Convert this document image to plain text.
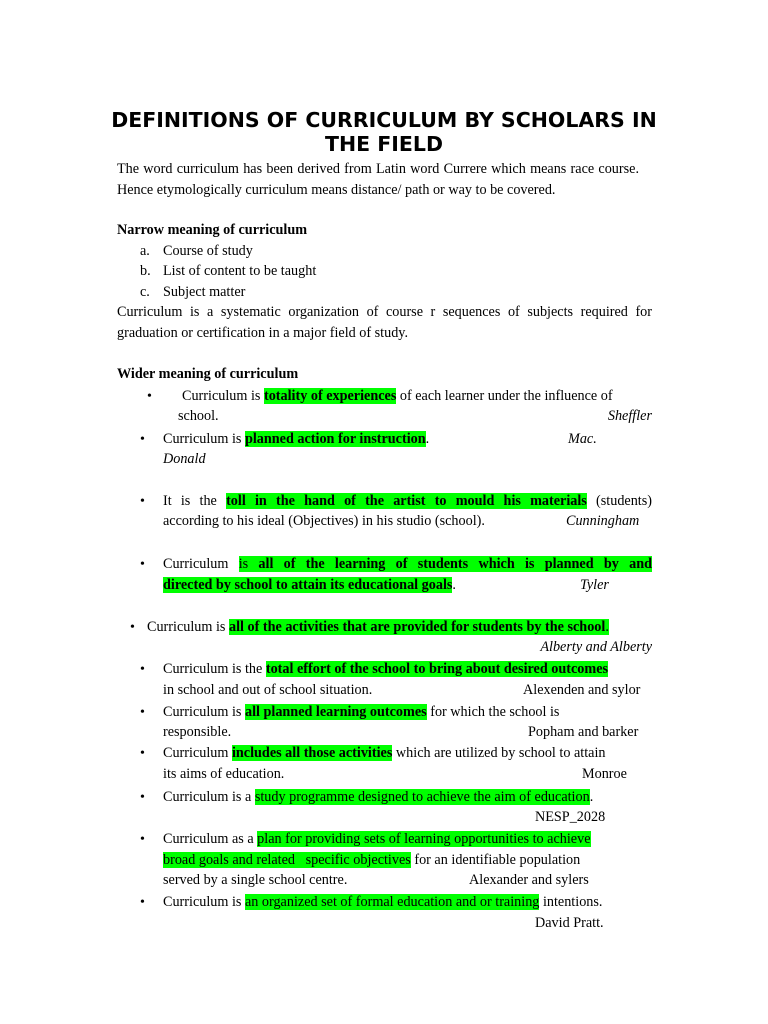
DEFINITIONS OF CURRICULUM BY SCHOLARS IN THE FIELD
The word curriculum has been derived from Latin word Currere which means race course. Hence etymologically curriculum means distance/ path or way to be covered.
Narrow meaning of curriculum
a. Course of study
b. List of content to be taught
c. Subject matter
Curriculum is a systematic organization of course r sequences of subjects required for graduation or certification in a major field of study.
Wider meaning of curriculum
• Curriculum is totality of experiences of each learner under the influence of
school.	Sheffler
• Curriculum is planned action for instruction.	Mac.
Donald
• It is the toll in the hand of the artist to mould his materials (students)
according to his ideal (Objectives) in his studio (school).	Cunningham
• Curriculum is all of the learning of students which is planned by and
directed by school to attain its educational goals.	Tyler
• Curriculum is all of the activities that are provided for students by the school.
Alberty and Alberty
• Curriculum is the total effort of the school to bring about desired outcomes
in school and out of school situation.	Alexenden and sylor
• Curriculum is all planned learning outcomes for which the school is
responsible.	Popham and barker
• Curriculum includes all those activities which are utilized by school to attain
its aims of education.	Monroe
• Curriculum is a study programme designed to achieve the aim of education.
NESP_2028
• Curriculum as a plan for providing sets of learning opportunities to achieve
broad goals and related   specific objectives for an identifiable population
served by a single school centre.	Alexander and sylers
• Curriculum is an organized set of formal education and or training intentions.
David Pratt.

------------------------------------------------------------------------

Where a line contains "attain", copy that line.

directed by school to attain its educational goals.	Tyler
• Curriculum includes all those activities which are utilized by school to attain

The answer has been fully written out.